## WHAT YOU NEED TO DO
Among the entries, which lines carry the string "left"? Copy each of them.

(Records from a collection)
>> start

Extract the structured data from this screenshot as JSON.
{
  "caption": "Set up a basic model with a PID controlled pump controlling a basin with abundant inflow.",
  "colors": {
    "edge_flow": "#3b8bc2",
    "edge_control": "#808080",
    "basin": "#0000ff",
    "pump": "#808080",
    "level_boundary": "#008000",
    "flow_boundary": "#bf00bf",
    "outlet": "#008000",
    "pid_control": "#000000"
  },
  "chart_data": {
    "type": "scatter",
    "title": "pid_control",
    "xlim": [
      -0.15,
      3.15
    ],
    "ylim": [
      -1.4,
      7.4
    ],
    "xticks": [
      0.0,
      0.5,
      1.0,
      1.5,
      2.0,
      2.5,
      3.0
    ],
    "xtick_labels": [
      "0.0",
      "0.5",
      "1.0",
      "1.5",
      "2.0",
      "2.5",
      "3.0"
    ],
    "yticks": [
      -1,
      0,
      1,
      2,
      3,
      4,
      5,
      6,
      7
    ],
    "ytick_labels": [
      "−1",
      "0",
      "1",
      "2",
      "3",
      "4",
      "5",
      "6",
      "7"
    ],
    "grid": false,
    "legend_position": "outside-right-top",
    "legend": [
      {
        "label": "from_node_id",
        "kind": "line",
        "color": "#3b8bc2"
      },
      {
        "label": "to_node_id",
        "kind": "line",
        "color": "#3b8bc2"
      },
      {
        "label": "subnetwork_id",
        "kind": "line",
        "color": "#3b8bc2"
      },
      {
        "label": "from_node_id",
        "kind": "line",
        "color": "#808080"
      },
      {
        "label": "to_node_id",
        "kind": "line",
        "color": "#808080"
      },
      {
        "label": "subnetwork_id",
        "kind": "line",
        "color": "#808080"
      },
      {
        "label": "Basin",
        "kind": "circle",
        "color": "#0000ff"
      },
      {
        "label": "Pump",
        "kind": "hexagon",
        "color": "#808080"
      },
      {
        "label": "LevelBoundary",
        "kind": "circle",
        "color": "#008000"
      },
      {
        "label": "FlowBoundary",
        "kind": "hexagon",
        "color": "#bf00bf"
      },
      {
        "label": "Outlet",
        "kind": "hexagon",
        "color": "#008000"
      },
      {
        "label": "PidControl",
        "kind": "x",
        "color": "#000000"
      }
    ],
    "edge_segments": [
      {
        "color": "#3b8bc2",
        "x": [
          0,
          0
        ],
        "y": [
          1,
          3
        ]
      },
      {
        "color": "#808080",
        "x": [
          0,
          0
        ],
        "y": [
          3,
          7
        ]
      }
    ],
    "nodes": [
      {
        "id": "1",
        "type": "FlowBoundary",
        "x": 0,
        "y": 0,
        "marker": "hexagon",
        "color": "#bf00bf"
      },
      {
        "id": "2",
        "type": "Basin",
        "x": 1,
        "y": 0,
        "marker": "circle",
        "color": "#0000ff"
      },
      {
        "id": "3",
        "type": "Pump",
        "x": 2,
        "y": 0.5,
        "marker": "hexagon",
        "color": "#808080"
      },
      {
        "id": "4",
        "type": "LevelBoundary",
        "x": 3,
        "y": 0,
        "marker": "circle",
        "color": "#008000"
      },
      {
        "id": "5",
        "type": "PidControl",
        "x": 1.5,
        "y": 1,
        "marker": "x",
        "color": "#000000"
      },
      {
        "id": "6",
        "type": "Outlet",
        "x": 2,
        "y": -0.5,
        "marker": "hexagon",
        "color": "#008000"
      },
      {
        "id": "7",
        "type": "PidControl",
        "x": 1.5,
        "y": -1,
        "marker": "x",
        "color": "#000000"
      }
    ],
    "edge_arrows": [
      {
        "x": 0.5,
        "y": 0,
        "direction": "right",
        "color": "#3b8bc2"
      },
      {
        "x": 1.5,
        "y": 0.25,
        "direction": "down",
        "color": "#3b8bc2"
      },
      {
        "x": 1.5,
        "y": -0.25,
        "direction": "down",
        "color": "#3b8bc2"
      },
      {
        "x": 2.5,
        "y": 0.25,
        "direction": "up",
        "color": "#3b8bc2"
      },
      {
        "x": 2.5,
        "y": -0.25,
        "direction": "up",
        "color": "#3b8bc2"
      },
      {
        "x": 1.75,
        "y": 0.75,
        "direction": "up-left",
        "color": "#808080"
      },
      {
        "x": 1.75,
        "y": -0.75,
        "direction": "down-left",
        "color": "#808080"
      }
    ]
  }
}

>> end

## TASK RESPONSE
        "direction": "up-left",
        "direction": "down-left",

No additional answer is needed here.